Entries taken from a collection
┄┄┄┄┄┄
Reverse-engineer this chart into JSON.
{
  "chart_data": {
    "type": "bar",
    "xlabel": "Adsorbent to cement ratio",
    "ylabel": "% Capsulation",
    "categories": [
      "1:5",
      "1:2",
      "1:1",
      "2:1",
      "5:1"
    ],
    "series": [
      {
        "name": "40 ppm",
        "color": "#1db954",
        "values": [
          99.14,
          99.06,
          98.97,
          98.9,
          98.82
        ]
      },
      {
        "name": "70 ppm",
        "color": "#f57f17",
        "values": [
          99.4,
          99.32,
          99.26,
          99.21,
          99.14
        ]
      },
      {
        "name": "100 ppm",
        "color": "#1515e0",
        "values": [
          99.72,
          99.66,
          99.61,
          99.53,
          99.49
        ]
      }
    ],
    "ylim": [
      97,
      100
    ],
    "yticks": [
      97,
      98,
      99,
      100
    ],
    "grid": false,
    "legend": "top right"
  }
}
┄┄┄┄┄┄
> [WRITTEN TASK]: Extract all the material, leaving every line as it is.

> [RESULT OF THIS TASK]:
Reverse-engineer this chart into JSON.
{
  "chart_data": {
    "type": "bar",
    "xlabel": "Adsorbent to cement ratio",
    "ylabel": "% Capsulation",
    "categories": [
      "1:5",
      "1:2",
      "1:1",
      "2:1",
      "5:1"
    ],
    "series": [
      {
        "name": "40 ppm",
        "color": "#1db954",
        "values": [
          99.14,
          99.06,
          98.97,
          98.9,
          98.82
        ]
      },
      {
        "name": "70 ppm",
        "color": "#f57f17",
        "values": [
          99.4,
          99.32,
          99.26,
          99.21,
          99.14
        ]
      },
      {
        "name": "100 ppm",
        "color": "#1515e0",
        "values": [
          99.72,
          99.66,
          99.61,
          99.53,
          99.49
        ]
      }
    ],
    "ylim": [
      97,
      100
    ],
    "yticks": [
      97,
      98,
      99,
      100
    ],
    "grid": false,
    "legend": "top right"
  }
}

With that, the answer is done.